Stored dataset items:
....

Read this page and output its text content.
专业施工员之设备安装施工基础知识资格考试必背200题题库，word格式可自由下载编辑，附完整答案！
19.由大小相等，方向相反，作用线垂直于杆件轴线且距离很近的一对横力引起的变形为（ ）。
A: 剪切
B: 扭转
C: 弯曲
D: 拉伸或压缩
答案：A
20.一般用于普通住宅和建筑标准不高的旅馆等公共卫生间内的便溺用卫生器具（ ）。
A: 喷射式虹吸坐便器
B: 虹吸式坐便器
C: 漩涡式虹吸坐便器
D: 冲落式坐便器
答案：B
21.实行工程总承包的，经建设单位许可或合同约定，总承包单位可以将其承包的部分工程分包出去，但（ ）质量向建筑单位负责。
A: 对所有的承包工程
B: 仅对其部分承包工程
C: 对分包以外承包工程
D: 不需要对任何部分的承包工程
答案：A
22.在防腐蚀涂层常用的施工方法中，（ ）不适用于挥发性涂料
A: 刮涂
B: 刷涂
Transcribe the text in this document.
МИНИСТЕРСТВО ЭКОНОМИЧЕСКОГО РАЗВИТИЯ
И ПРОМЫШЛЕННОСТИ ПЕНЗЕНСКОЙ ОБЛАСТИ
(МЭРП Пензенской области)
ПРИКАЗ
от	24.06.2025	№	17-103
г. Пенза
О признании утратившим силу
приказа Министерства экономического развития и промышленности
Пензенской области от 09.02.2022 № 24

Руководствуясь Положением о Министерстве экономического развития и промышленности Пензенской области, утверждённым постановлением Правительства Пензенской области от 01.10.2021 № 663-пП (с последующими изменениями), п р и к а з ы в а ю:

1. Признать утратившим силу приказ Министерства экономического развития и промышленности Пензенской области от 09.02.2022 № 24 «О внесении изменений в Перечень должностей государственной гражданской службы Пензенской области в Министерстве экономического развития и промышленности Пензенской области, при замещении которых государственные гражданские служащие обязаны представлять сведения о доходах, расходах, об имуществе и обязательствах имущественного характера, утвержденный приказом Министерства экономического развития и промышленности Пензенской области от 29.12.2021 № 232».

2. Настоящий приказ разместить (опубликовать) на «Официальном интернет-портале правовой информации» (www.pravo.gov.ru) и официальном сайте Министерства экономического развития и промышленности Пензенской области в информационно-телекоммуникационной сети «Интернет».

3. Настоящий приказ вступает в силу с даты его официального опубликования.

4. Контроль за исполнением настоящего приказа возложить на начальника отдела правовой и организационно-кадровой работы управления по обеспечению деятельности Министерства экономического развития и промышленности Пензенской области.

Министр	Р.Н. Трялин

....

### Written problem
From the material above, copy each line that includes the word "this".

### Task response
Read this page and output its text content.
Transcribe the text in this document.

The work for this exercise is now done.